>>>

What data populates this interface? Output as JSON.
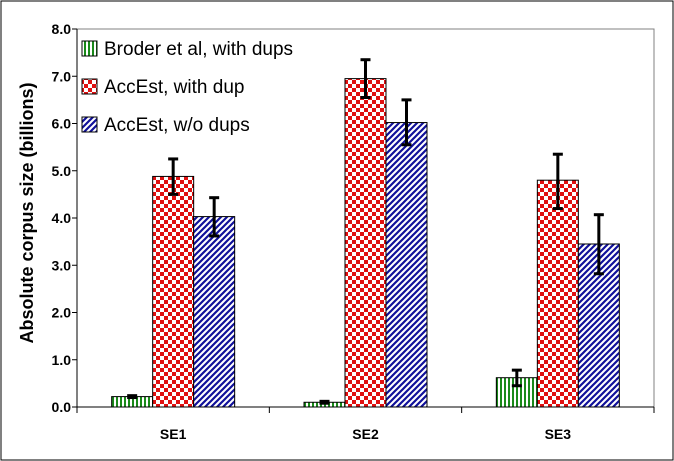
{
  "chart_data": {
    "type": "bar",
    "categories": [
      "SE1",
      "SE2",
      "SE3"
    ],
    "series": [
      {
        "name": "Broder et al, with dups",
        "values": [
          0.22,
          0.1,
          0.62
        ],
        "error_low": [
          0.2,
          0.08,
          0.45
        ],
        "error_high": [
          0.24,
          0.12,
          0.78
        ],
        "pattern": "vertical-stripes",
        "color": "#1a8a1a"
      },
      {
        "name": "AccEst, with dup",
        "values": [
          4.88,
          6.95,
          4.8
        ],
        "error_low": [
          4.5,
          6.55,
          4.2
        ],
        "error_high": [
          5.25,
          7.35,
          5.35
        ],
        "pattern": "checker",
        "color": "#e01010"
      },
      {
        "name": "AccEst, w/o dups",
        "values": [
          4.03,
          6.02,
          3.45
        ],
        "error_low": [
          3.62,
          5.55,
          2.82
        ],
        "error_high": [
          4.43,
          6.5,
          4.07
        ],
        "pattern": "diagonal-stripes",
        "color": "#10109a"
      }
    ],
    "ylabel": "Absolute corpus size (billions)",
    "xlabel": "",
    "ylim": [
      0,
      8
    ],
    "yticks": [
      "0.0",
      "1.0",
      "2.0",
      "3.0",
      "4.0",
      "5.0",
      "6.0",
      "7.0",
      "8.0"
    ],
    "legend_position": "top-left",
    "grid": false
  }
}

<<<

Your instructions.
Pictures in the records should not appear in your copy, but everything else must be transcribed exactly.

Solution for this task.
What data populates this interface? Output as JSON.
{
  "chart_data": {
    "type": "bar",
    "categories": [
      "SE1",
      "SE2",
      "SE3"
    ],
    "series": [
      {
        "name": "Broder et al, with dups",
        "values": [
          0.22,
          0.1,
          0.62
        ],
        "error_low": [
          0.2,
          0.08,
          0.45
        ],
        "error_high": [
          0.24,
          0.12,
          0.78
        ],
        "pattern": "vertical-stripes",
        "color": "#1a8a1a"
      },
      {
        "name": "AccEst, with dup",
        "values": [
          4.88,
          6.95,
          4.8
        ],
        "error_low": [
          4.5,
          6.55,
          4.2
        ],
        "error_high": [
          5.25,
          7.35,
          5.35
        ],
        "pattern": "checker",
        "color": "#e01010"
      },
      {
        "name": "AccEst, w/o dups",
        "values": [
          4.03,
          6.02,
          3.45
        ],
        "error_low": [
          3.62,
          5.55,
          2.82
        ],
        "error_high": [
          4.43,
          6.5,
          4.07
        ],
        "pattern": "diagonal-stripes",
        "color": "#10109a"
      }
    ],
    "ylabel": "Absolute corpus size (billions)",
    "xlabel": "",
    "ylim": [
      0,
      8
    ],
    "yticks": [
      "0.0",
      "1.0",
      "2.0",
      "3.0",
      "4.0",
      "5.0",
      "6.0",
      "7.0",
      "8.0"
    ],
    "legend_position": "top-left",
    "grid": false
  }
}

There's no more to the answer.